Task brief → Look through the records below, and copy out every line that holds the string "instaforex".
━━ Exercise inputs ━━
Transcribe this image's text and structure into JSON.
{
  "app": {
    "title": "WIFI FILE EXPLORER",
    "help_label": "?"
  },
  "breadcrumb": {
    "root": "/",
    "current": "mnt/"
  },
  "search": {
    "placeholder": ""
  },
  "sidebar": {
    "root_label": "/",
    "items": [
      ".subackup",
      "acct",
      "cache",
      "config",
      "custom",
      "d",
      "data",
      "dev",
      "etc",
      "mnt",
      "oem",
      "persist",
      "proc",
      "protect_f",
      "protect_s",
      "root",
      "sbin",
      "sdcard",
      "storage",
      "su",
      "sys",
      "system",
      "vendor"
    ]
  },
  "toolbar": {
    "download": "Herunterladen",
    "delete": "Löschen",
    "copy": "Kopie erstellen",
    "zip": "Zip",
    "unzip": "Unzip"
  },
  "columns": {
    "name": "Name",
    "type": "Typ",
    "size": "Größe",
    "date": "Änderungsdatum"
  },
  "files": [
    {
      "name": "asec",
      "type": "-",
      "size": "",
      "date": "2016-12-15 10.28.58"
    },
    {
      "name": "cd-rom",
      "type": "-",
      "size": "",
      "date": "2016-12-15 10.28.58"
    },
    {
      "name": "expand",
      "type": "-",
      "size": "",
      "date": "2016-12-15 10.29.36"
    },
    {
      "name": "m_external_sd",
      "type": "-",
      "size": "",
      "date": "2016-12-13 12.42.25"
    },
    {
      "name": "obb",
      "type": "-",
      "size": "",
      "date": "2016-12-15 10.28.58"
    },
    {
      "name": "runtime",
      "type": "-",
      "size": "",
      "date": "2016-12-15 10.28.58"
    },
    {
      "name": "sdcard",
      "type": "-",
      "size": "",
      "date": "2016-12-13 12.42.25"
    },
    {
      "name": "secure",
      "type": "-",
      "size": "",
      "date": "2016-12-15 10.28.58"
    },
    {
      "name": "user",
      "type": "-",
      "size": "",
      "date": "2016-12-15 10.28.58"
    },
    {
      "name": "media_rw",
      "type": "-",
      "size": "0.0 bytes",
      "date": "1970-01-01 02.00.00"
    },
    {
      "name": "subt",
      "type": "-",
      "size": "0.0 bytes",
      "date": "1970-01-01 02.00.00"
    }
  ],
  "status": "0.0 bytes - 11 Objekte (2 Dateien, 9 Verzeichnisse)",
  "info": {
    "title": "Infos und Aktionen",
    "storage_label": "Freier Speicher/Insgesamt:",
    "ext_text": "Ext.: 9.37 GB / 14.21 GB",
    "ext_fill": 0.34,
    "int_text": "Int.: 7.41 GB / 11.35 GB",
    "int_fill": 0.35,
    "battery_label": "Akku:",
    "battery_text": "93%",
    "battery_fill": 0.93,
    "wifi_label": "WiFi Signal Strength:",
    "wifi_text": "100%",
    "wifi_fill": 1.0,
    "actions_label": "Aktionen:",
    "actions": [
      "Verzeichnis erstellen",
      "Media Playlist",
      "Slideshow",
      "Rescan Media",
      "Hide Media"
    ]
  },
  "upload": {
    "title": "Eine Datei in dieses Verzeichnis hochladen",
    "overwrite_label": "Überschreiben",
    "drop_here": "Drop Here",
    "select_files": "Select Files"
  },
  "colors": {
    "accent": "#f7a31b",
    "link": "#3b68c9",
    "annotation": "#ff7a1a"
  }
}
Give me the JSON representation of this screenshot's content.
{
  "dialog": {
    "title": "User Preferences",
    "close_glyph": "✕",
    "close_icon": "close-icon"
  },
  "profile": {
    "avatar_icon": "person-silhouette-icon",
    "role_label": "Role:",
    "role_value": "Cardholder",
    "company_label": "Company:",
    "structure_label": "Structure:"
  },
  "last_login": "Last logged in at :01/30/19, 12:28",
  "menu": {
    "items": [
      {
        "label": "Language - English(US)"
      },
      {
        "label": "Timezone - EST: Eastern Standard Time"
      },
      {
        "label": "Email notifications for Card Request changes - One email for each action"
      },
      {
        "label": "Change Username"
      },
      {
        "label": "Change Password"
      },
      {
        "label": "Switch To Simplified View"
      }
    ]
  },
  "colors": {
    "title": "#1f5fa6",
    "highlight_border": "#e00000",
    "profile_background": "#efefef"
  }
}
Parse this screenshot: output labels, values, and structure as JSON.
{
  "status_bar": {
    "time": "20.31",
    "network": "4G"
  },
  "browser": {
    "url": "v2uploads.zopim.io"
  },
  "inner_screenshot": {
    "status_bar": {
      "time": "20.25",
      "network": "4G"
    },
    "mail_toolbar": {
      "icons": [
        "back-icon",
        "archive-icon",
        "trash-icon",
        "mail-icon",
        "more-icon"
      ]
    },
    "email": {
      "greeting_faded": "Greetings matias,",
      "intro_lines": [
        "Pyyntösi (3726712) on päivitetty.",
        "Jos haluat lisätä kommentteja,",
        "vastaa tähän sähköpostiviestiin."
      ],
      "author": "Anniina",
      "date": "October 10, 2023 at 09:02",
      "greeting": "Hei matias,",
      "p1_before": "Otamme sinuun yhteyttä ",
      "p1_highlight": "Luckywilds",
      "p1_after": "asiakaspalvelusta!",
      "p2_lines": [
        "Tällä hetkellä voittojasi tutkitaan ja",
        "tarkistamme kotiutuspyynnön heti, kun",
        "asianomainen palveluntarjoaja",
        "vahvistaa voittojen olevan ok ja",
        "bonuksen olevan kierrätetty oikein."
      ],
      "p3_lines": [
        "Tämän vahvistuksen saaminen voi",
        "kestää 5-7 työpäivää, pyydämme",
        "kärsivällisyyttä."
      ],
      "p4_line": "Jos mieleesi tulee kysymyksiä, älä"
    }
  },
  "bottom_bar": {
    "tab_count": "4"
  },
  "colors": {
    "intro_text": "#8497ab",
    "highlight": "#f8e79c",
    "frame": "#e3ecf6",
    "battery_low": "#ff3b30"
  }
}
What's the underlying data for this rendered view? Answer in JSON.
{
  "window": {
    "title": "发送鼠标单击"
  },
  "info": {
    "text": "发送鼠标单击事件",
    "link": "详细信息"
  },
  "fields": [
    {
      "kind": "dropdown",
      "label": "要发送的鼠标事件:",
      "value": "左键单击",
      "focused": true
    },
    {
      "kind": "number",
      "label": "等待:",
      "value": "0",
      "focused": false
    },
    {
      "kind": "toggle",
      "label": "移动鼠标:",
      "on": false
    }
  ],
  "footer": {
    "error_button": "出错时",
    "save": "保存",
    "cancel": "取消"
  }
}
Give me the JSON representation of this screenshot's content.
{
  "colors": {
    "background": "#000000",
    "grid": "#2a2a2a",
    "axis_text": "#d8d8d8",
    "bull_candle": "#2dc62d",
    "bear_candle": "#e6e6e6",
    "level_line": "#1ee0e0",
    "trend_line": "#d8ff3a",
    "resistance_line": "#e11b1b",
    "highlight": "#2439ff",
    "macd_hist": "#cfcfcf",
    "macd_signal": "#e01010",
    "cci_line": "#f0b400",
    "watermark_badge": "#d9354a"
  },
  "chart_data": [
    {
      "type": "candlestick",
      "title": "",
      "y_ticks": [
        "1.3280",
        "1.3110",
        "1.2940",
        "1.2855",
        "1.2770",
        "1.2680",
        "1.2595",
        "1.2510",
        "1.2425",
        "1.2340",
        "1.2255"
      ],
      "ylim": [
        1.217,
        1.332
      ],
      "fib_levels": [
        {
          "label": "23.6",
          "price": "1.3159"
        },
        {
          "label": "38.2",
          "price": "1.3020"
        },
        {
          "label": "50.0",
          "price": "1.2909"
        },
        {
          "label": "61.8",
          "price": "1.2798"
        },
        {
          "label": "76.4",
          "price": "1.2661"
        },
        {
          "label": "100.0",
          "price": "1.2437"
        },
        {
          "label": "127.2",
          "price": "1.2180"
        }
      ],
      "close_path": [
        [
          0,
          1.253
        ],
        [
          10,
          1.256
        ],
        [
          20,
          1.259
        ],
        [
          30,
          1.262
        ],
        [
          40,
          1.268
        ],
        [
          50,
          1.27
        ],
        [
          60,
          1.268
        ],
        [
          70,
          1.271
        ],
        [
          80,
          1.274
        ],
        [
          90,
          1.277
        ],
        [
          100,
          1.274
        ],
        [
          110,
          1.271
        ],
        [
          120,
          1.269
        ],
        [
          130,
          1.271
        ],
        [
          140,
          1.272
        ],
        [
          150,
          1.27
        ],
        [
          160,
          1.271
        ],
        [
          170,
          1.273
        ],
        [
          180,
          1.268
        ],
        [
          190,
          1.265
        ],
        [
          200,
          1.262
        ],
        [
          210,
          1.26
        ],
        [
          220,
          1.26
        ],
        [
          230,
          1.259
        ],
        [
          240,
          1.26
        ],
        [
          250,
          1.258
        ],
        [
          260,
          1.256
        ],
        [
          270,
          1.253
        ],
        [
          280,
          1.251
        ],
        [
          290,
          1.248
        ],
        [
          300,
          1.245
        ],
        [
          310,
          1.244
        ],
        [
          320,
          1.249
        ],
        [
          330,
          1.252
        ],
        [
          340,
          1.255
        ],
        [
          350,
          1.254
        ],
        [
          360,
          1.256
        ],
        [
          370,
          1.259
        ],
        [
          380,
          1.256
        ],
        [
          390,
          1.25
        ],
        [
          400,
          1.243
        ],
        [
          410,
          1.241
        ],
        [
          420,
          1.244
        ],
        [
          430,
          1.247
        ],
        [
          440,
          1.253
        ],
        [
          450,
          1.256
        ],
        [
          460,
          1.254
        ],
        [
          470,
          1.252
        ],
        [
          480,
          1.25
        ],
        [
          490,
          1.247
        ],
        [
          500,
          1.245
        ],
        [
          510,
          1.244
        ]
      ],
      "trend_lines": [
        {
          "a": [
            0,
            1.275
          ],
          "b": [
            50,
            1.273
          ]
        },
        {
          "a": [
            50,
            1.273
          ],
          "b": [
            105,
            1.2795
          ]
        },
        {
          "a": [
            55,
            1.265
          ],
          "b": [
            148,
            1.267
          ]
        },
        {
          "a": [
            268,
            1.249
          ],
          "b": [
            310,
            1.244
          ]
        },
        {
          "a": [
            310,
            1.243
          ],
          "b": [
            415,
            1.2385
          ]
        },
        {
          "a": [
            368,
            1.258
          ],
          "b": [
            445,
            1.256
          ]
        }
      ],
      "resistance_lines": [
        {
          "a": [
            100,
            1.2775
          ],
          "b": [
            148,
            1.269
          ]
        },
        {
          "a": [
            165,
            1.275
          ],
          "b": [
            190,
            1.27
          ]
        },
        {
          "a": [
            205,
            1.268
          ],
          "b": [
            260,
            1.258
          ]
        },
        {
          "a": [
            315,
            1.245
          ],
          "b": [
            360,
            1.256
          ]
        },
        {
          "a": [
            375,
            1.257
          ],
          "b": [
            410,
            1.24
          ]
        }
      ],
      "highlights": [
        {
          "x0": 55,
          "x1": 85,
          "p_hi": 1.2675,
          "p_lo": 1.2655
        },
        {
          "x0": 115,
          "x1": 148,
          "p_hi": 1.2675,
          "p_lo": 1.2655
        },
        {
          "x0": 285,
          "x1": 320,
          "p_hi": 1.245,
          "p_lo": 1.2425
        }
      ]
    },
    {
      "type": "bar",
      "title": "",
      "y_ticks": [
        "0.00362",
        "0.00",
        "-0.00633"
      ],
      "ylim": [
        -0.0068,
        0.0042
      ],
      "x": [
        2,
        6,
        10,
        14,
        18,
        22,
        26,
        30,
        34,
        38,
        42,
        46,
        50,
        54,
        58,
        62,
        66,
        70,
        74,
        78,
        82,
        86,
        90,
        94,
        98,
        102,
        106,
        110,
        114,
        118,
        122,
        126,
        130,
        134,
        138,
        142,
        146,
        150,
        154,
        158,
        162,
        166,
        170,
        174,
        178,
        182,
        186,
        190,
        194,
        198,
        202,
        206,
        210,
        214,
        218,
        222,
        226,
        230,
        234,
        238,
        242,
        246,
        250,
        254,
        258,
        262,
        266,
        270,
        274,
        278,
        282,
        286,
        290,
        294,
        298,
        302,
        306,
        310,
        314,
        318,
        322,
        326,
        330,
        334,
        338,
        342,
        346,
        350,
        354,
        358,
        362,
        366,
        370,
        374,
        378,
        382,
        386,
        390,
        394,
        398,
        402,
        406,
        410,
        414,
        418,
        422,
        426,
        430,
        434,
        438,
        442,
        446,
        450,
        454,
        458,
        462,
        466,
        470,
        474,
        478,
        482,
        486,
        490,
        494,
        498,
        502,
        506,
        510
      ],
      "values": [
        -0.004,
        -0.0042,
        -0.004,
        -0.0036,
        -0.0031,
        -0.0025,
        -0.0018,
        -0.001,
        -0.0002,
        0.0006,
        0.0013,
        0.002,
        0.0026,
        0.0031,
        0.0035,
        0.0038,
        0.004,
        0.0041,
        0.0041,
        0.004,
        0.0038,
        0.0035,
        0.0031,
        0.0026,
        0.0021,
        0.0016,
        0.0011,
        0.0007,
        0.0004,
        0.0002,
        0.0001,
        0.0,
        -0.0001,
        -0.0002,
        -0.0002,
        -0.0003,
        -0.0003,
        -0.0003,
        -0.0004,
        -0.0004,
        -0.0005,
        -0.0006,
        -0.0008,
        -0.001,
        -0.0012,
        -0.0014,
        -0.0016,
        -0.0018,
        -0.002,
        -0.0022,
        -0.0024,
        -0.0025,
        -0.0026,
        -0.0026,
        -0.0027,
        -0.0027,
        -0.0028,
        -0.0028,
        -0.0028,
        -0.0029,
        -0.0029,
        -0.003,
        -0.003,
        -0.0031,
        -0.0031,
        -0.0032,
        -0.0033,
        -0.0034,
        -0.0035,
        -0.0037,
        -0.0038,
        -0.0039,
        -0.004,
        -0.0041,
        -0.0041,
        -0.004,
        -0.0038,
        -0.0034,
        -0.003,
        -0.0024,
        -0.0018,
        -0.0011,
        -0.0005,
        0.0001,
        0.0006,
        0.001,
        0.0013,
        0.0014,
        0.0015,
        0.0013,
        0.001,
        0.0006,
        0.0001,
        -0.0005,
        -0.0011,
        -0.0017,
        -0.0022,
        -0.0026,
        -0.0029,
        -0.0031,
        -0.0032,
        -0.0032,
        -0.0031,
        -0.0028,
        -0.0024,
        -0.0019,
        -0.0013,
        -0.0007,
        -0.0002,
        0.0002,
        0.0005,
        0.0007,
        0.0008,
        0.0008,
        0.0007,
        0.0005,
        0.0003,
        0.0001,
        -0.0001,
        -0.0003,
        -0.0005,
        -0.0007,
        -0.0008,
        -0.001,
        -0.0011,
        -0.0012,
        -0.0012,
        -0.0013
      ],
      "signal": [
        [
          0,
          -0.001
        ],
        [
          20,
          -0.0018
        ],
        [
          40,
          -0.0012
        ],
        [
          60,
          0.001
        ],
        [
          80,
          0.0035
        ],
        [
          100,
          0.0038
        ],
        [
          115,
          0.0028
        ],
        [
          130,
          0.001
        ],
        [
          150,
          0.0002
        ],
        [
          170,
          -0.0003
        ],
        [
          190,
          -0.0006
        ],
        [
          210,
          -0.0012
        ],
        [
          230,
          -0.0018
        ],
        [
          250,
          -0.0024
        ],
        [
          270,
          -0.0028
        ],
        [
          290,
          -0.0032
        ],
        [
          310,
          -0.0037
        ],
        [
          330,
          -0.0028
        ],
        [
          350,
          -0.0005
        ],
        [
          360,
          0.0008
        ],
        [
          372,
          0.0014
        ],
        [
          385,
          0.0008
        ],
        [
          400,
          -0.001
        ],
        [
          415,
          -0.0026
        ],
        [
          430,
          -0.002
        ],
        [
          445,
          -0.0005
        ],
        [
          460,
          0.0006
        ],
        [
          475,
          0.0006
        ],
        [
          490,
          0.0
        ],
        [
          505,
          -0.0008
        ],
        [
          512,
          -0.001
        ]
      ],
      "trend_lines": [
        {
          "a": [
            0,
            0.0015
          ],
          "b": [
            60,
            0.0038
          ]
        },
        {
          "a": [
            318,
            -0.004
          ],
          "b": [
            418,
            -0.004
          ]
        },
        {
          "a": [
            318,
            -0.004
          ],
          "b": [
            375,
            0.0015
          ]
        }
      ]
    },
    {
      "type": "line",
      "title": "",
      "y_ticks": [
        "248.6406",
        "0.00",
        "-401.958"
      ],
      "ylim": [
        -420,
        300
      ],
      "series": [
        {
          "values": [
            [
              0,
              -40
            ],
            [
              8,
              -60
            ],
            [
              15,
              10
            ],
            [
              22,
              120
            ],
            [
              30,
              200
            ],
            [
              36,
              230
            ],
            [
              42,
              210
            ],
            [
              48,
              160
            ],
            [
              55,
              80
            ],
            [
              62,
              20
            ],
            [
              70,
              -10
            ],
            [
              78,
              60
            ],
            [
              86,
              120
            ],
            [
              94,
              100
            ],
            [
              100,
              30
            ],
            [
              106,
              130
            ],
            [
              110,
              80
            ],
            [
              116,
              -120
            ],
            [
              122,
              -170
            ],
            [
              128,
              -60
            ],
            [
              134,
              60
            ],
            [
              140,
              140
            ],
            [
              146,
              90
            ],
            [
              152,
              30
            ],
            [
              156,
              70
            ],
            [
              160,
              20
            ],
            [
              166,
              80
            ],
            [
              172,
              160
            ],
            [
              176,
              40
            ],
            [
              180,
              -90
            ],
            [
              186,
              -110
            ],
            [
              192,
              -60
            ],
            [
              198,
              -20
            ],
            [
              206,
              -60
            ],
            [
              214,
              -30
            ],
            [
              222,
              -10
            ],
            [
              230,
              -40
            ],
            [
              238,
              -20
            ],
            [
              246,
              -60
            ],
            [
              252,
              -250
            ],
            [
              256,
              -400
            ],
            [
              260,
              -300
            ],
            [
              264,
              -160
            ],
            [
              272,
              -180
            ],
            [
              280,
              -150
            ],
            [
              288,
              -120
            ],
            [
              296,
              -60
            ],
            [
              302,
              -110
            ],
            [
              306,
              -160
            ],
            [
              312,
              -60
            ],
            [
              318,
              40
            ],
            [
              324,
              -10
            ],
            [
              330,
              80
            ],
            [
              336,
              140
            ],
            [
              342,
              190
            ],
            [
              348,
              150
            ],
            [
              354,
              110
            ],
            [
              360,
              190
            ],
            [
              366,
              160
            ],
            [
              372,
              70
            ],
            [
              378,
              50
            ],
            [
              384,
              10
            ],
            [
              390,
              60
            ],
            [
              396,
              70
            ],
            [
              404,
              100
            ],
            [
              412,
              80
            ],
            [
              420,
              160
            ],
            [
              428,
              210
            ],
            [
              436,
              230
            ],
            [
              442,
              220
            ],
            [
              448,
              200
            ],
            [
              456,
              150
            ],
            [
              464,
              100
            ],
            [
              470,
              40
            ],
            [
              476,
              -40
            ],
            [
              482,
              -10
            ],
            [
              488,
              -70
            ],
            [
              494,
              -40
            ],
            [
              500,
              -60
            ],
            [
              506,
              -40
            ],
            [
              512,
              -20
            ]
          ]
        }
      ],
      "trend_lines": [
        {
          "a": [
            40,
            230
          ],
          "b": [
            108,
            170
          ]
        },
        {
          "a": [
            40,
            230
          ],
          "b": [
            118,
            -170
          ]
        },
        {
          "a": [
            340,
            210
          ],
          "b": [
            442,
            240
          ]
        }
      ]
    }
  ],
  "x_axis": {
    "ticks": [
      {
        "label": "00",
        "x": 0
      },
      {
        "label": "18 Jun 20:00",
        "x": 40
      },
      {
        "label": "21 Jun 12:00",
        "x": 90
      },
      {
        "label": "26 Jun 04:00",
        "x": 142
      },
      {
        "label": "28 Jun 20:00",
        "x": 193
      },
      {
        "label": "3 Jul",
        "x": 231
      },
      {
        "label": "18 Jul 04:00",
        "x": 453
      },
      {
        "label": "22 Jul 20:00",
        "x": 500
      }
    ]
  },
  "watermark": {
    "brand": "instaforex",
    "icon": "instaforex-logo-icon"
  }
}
━━━
Solution to this problem →
    "brand": "instaforex",
    "icon": "instaforex-logo-icon"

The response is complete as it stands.